* Challenge: Exactly as written, print each record in the listing.

** Start **

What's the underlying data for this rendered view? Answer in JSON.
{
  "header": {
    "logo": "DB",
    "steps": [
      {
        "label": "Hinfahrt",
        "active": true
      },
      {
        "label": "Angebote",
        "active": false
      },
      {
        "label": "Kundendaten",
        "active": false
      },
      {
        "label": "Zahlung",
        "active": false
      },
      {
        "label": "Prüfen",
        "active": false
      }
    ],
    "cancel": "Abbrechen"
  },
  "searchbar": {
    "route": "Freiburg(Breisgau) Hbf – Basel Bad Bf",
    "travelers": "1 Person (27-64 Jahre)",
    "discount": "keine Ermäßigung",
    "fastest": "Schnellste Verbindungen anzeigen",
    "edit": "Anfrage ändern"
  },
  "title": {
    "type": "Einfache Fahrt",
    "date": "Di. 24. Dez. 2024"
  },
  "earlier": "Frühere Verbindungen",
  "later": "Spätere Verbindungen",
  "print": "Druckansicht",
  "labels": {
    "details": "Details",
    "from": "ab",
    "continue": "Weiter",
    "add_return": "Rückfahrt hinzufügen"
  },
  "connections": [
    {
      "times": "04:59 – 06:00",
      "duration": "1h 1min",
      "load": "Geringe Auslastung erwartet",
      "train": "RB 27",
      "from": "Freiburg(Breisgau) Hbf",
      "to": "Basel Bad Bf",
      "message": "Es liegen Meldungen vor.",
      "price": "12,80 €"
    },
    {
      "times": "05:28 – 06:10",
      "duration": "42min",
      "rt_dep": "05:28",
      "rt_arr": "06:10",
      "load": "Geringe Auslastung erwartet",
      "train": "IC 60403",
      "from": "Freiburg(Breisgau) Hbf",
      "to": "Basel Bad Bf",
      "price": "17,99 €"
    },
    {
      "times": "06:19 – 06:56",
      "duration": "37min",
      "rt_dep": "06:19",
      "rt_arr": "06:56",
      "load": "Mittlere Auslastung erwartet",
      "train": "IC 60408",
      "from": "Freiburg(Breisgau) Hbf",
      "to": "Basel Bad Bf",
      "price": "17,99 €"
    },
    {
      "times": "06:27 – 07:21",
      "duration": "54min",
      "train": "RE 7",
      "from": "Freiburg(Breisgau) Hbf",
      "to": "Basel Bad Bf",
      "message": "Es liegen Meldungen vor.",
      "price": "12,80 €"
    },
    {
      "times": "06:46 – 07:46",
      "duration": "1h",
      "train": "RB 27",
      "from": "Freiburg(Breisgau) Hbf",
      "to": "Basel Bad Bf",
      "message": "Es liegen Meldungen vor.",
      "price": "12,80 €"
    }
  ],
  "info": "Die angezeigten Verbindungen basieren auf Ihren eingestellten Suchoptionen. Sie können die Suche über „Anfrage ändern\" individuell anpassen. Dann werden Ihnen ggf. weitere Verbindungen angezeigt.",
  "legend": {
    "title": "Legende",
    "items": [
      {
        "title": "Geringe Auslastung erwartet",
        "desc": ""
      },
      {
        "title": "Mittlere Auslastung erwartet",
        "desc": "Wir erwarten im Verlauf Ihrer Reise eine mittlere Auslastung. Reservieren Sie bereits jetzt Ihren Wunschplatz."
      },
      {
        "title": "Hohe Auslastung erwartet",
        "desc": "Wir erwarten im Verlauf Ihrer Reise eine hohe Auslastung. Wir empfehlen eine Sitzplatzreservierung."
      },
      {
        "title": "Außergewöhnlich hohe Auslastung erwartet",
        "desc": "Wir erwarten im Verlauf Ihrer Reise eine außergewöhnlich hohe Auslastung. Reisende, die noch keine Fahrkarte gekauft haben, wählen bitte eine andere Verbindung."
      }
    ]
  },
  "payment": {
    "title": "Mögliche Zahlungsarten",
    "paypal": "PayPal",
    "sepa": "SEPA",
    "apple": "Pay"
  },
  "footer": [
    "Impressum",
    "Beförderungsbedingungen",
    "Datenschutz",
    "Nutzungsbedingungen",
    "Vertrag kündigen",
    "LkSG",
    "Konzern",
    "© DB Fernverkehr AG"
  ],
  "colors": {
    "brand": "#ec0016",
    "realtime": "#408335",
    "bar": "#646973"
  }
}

** End **

* The response:
What's the underlying data for this rendered view? Answer in JSON.
{
  "header": {
    "logo": "DB",
    "steps": [
      {
        "label": "Hinfahrt",
        "active": true
      },
      {
        "label": "Angebote",
        "active": false
      },
      {
        "label": "Kundendaten",
        "active": false
      },
      {
        "label": "Zahlung",
        "active": false
      },
      {
        "label": "Prüfen",
        "active": false
      }
    ],
    "cancel": "Abbrechen"
  },
  "searchbar": {
    "route": "Freiburg(Breisgau) Hbf – Basel Bad Bf",
    "travelers": "1 Person (27-64 Jahre)",
    "discount": "keine Ermäßigung",
    "fastest": "Schnellste Verbindungen anzeigen",
    "edit": "Anfrage ändern"
  },
  "title": {
    "type": "Einfache Fahrt",
    "date": "Di. 24. Dez. 2024"
  },
  "earlier": "Frühere Verbindungen",
  "later": "Spätere Verbindungen",
  "print": "Druckansicht",
  "labels": {
    "details": "Details",
    "from": "ab",
    "continue": "Weiter",
    "add_return": "Rückfahrt hinzufügen"
  },
  "connections": [
    {
      "times": "04:59 – 06:00",
      "duration": "1h 1min",
      "load": "Geringe Auslastung erwartet",
      "train": "RB 27",
      "from": "Freiburg(Breisgau) Hbf",
      "to": "Basel Bad Bf",
      "message": "Es liegen Meldungen vor.",
      "price": "12,80 €"
    },
    {
      "times": "05:28 – 06:10",
      "duration": "42min",
      "rt_dep": "05:28",
      "rt_arr": "06:10",
      "load": "Geringe Auslastung erwartet",
      "train": "IC 60403",
      "from": "Freiburg(Breisgau) Hbf",
      "to": "Basel Bad Bf",
      "price": "17,99 €"
    },
    {
      "times": "06:19 – 06:56",
      "duration": "37min",
      "rt_dep": "06:19",
      "rt_arr": "06:56",
      "load": "Mittlere Auslastung erwartet",
      "train": "IC 60408",
      "from": "Freiburg(Breisgau) Hbf",
      "to": "Basel Bad Bf",
      "price": "17,99 €"
    },
    {
      "times": "06:27 – 07:21",
      "duration": "54min",
      "train": "RE 7",
      "from": "Freiburg(Breisgau) Hbf",
      "to": "Basel Bad Bf",
      "message": "Es liegen Meldungen vor.",
      "price": "12,80 €"
    },
    {
      "times": "06:46 – 07:46",
      "duration": "1h",
      "train": "RB 27",
      "from": "Freiburg(Breisgau) Hbf",
      "to": "Basel Bad Bf",
      "message": "Es liegen Meldungen vor.",
      "price": "12,80 €"
    }
  ],
  "info": "Die angezeigten Verbindungen basieren auf Ihren eingestellten Suchoptionen. Sie können die Suche über „Anfrage ändern\" individuell anpassen. Dann werden Ihnen ggf. weitere Verbindungen angezeigt.",
  "legend": {
    "title": "Legende",
    "items": [
      {
        "title": "Geringe Auslastung erwartet",
        "desc": ""
      },
      {
        "title": "Mittlere Auslastung erwartet",
        "desc": "Wir erwarten im Verlauf Ihrer Reise eine mittlere Auslastung. Reservieren Sie bereits jetzt Ihren Wunschplatz."
      },
      {
        "title": "Hohe Auslastung erwartet",
        "desc": "Wir erwarten im Verlauf Ihrer Reise eine hohe Auslastung. Wir empfehlen eine Sitzplatzreservierung."
      },
      {
        "title": "Außergewöhnlich hohe Auslastung erwartet",
        "desc": "Wir erwarten im Verlauf Ihrer Reise eine außergewöhnlich hohe Auslastung. Reisende, die noch keine Fahrkarte gekauft haben, wählen bitte eine andere Verbindung."
      }
    ]
  },
  "payment": {
    "title": "Mögliche Zahlungsarten",
    "paypal": "PayPal",
    "sepa": "SEPA",
    "apple": "Pay"
  },
  "footer": [
    "Impressum",
    "Beförderungsbedingungen",
    "Datenschutz",
    "Nutzungsbedingungen",
    "Vertrag kündigen",
    "LkSG",
    "Konzern",
    "© DB Fernverkehr AG"
  ],
  "colors": {
    "brand": "#ec0016",
    "realtime": "#408335",
    "bar": "#646973"
  }
}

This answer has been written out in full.